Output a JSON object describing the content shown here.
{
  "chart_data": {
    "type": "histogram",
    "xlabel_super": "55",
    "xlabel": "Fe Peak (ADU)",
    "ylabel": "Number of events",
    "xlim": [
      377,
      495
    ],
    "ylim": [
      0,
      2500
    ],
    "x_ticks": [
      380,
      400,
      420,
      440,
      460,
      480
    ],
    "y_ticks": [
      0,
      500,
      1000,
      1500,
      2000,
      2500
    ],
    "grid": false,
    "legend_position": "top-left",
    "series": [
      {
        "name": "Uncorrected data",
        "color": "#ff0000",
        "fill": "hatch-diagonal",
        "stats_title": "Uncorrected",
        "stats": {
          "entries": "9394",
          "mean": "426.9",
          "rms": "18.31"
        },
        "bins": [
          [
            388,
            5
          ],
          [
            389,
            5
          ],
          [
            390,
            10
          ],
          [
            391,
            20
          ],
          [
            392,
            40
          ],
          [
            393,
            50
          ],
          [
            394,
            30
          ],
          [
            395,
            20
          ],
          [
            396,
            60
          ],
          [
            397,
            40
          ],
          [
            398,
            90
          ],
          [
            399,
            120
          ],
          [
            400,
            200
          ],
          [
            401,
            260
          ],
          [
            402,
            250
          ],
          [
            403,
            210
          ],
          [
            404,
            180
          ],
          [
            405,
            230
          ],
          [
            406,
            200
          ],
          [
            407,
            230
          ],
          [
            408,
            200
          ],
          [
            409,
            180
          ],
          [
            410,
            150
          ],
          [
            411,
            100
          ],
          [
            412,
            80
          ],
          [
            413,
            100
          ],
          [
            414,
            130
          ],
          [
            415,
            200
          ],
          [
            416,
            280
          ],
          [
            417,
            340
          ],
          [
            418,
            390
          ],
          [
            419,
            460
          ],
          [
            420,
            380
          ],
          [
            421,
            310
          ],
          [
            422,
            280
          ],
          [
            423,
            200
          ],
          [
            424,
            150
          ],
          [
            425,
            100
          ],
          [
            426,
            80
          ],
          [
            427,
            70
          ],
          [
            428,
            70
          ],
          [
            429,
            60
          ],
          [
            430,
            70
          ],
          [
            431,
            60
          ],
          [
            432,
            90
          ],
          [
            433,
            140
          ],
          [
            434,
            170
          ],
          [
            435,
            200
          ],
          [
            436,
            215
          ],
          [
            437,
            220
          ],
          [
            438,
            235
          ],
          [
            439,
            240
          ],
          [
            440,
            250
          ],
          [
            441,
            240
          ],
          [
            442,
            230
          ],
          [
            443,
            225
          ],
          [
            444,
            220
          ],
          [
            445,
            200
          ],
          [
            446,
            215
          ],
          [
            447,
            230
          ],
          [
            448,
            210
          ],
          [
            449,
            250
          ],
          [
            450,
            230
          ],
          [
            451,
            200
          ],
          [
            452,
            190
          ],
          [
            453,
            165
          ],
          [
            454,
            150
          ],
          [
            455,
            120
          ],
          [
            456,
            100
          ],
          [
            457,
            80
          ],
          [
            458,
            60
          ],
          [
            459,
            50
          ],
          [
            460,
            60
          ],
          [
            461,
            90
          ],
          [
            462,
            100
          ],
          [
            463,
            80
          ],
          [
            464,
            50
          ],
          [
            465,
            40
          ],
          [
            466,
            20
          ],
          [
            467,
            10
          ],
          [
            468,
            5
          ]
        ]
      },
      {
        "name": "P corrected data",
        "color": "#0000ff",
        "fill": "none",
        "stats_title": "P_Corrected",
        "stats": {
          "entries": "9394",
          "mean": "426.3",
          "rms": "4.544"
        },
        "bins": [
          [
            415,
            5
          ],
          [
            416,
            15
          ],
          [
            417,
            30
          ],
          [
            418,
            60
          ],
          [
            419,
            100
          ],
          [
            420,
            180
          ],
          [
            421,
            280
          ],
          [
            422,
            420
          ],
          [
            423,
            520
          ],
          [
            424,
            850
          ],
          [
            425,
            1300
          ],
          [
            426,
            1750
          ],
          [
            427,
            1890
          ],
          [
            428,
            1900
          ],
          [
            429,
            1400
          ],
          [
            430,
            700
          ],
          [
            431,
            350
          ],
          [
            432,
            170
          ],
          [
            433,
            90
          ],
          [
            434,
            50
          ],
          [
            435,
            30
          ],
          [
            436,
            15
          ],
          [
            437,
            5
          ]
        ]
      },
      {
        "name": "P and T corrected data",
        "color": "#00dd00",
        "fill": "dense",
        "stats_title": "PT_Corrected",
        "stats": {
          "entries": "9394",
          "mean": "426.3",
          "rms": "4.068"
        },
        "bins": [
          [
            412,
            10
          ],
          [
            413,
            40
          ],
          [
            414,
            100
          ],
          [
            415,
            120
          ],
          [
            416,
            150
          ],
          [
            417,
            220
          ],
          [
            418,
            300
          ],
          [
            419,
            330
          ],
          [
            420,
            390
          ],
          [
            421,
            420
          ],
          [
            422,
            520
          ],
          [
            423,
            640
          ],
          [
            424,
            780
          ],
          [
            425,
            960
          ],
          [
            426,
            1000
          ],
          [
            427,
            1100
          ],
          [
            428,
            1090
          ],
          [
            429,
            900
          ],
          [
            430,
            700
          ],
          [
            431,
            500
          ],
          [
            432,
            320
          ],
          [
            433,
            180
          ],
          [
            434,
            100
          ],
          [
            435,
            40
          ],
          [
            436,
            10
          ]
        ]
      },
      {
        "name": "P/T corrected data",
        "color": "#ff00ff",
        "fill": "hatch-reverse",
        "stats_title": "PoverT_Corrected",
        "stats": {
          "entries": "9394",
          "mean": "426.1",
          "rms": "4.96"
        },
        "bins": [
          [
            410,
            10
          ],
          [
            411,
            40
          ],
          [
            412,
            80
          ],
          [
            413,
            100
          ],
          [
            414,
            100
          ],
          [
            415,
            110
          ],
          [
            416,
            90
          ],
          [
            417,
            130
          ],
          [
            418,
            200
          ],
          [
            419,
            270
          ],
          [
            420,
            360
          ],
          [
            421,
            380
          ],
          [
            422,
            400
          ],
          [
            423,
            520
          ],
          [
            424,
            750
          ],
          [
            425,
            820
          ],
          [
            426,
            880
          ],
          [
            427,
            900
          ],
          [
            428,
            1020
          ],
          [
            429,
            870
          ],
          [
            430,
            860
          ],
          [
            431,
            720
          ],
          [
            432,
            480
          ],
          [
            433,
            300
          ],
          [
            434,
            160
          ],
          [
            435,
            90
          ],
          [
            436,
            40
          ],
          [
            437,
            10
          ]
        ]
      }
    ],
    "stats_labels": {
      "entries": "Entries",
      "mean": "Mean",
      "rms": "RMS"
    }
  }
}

*-*-*

• Do this
Go through the entries and return each line where the word "hatch" appears.

• Result below
        "fill": "hatch-diagonal",
        "fill": "hatch-reverse",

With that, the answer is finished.